▶ Your objective
Count the lines in the entries below that mention the string "trastuzumab", then write that number by itself.

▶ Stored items
==================================================

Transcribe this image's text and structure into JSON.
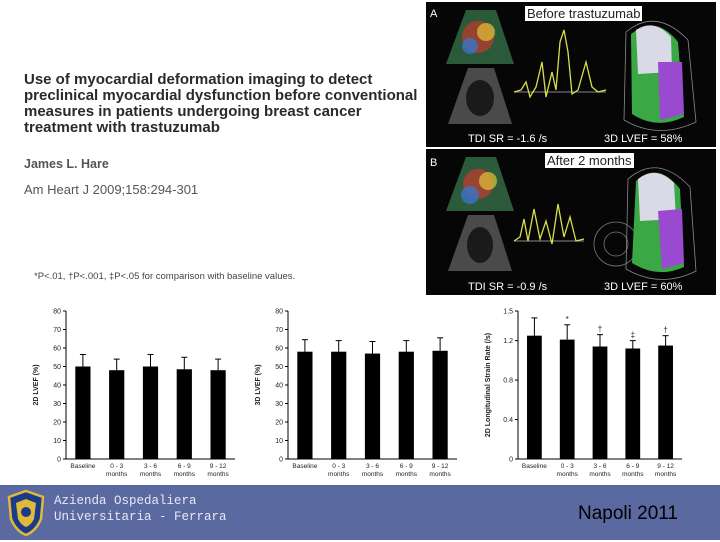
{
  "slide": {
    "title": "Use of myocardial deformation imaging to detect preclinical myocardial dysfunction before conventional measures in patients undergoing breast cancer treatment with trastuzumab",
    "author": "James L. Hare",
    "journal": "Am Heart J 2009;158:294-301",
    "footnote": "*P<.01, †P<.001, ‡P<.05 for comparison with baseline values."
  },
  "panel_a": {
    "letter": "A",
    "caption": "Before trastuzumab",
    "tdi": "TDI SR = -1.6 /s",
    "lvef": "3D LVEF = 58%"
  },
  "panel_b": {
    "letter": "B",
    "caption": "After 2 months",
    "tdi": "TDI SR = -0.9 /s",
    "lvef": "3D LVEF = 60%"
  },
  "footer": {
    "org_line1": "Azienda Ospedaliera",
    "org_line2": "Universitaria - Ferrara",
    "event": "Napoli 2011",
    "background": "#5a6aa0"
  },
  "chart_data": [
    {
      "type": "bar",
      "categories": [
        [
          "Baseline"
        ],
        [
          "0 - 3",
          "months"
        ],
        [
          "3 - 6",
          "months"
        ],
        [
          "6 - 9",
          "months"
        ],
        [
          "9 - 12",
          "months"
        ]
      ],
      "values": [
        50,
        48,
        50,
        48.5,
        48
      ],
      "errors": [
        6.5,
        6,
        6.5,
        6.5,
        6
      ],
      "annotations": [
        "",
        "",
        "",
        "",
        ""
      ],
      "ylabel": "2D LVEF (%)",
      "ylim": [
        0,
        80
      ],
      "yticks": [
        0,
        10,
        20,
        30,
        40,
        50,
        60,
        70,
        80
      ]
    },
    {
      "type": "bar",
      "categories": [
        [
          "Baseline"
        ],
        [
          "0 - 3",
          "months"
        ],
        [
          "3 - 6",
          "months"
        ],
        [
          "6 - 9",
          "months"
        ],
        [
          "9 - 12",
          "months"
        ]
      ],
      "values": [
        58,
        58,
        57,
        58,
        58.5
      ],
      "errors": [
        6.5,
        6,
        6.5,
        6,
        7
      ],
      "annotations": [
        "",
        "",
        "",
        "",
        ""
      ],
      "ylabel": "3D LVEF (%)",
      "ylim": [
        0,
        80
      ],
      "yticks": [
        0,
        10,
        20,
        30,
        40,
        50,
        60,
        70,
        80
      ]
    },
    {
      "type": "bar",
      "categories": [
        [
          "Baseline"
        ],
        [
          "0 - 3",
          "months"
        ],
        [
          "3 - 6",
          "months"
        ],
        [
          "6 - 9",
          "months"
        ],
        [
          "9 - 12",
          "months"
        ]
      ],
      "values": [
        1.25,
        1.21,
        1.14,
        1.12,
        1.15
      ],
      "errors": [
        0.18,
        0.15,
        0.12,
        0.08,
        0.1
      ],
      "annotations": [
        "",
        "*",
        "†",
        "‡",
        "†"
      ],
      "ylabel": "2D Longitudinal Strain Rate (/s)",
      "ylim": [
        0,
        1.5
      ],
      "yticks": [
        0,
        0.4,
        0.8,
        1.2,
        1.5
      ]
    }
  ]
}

==================================================

▶ Finished task
2